Task objective. Count the lines below that contain the word "python", and report only that number.

-- START Data entries --

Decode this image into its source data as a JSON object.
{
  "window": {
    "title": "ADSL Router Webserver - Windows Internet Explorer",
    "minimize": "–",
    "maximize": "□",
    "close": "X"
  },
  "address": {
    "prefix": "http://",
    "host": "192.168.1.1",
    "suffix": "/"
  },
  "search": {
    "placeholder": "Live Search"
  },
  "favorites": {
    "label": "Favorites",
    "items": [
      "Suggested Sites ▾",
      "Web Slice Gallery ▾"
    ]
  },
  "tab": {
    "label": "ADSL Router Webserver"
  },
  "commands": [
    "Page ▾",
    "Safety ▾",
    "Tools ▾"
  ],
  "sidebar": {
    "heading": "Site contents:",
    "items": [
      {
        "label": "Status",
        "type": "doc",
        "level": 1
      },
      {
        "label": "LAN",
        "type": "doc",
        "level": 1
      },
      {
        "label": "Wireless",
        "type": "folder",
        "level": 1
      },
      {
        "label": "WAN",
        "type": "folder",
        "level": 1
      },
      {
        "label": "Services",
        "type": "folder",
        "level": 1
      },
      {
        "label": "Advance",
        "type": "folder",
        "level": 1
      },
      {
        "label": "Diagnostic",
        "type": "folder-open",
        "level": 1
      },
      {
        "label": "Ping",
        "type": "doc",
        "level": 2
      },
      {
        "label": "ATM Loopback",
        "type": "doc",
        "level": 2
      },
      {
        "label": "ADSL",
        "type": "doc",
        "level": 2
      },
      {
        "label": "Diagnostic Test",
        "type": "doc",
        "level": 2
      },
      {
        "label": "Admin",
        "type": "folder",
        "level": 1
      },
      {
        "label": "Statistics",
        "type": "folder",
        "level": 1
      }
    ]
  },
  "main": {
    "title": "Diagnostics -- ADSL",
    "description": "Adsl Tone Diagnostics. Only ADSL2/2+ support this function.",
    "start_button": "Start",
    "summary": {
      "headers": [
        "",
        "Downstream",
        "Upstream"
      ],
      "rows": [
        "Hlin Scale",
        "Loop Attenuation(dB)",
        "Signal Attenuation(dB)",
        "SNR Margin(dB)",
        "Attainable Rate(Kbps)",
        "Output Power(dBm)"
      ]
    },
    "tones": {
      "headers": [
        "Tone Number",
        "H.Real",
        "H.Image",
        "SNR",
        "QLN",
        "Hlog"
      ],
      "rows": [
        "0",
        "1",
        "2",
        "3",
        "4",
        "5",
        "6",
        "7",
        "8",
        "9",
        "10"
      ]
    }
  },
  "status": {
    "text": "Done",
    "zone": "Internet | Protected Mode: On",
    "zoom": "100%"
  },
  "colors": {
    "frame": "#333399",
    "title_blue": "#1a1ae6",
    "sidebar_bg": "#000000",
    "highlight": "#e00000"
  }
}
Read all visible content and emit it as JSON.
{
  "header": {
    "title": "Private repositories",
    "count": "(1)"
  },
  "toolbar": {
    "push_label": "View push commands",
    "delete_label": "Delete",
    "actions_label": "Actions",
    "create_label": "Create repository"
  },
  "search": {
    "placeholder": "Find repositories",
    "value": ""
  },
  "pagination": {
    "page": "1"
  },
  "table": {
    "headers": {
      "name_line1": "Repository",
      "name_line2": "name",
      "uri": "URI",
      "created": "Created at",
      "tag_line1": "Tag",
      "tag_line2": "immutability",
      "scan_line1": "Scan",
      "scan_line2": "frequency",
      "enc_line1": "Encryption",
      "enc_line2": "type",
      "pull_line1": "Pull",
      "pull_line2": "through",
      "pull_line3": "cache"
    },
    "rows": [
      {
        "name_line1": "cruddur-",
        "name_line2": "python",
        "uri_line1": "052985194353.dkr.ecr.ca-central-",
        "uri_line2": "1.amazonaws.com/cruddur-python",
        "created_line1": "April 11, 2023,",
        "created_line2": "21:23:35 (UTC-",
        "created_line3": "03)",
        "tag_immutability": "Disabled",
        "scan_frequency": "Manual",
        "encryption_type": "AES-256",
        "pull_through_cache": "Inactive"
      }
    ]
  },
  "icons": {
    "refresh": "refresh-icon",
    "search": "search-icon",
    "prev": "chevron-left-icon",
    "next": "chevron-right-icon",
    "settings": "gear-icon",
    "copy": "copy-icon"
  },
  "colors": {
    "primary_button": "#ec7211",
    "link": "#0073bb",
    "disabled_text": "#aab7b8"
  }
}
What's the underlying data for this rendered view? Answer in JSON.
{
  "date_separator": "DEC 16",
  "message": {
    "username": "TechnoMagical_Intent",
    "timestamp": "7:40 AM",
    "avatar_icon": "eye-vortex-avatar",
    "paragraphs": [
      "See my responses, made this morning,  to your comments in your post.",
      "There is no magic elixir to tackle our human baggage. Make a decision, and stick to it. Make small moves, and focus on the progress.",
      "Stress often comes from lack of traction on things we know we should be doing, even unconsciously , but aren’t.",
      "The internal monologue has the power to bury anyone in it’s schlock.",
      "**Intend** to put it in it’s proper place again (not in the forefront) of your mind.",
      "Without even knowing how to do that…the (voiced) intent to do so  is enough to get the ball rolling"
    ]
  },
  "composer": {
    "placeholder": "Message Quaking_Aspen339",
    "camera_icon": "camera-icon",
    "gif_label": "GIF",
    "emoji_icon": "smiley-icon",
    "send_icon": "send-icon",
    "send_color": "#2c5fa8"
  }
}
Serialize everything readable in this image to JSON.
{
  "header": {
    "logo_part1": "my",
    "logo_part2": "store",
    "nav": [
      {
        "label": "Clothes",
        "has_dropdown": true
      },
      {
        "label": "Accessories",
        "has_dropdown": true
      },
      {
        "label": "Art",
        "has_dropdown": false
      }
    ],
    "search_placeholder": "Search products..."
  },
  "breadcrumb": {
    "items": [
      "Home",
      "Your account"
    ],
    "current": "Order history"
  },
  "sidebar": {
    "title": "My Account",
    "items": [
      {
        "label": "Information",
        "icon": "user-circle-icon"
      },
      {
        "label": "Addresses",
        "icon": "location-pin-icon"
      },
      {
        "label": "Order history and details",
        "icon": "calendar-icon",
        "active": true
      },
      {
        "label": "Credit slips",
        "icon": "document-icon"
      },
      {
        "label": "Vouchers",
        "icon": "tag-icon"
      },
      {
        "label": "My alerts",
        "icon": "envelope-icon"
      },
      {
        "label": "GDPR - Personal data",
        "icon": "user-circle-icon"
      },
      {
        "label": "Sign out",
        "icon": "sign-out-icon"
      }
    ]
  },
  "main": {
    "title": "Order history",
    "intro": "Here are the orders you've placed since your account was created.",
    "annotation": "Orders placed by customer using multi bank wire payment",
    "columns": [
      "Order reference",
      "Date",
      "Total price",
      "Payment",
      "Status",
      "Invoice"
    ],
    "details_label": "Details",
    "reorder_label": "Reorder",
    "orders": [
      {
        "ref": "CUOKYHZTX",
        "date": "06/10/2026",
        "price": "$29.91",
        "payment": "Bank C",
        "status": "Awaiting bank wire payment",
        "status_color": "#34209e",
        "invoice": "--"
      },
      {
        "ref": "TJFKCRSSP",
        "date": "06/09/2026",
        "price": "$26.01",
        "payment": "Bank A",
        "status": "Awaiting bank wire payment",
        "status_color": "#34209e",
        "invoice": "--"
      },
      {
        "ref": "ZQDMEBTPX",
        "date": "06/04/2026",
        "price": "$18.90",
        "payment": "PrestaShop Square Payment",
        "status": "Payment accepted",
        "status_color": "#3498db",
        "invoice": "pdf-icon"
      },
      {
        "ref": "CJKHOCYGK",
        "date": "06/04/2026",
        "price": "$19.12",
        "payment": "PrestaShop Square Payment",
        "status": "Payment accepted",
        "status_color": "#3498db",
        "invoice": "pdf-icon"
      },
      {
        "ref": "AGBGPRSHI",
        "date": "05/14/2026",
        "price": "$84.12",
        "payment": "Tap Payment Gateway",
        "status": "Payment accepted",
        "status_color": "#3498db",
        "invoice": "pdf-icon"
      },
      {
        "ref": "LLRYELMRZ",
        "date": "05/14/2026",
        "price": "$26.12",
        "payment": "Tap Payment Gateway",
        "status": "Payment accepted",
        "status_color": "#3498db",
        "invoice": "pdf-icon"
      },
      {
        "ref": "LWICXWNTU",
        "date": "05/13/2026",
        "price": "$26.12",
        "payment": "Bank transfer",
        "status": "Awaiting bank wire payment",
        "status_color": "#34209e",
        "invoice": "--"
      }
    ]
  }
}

-- END Data entries --

Solution to this exercise. 2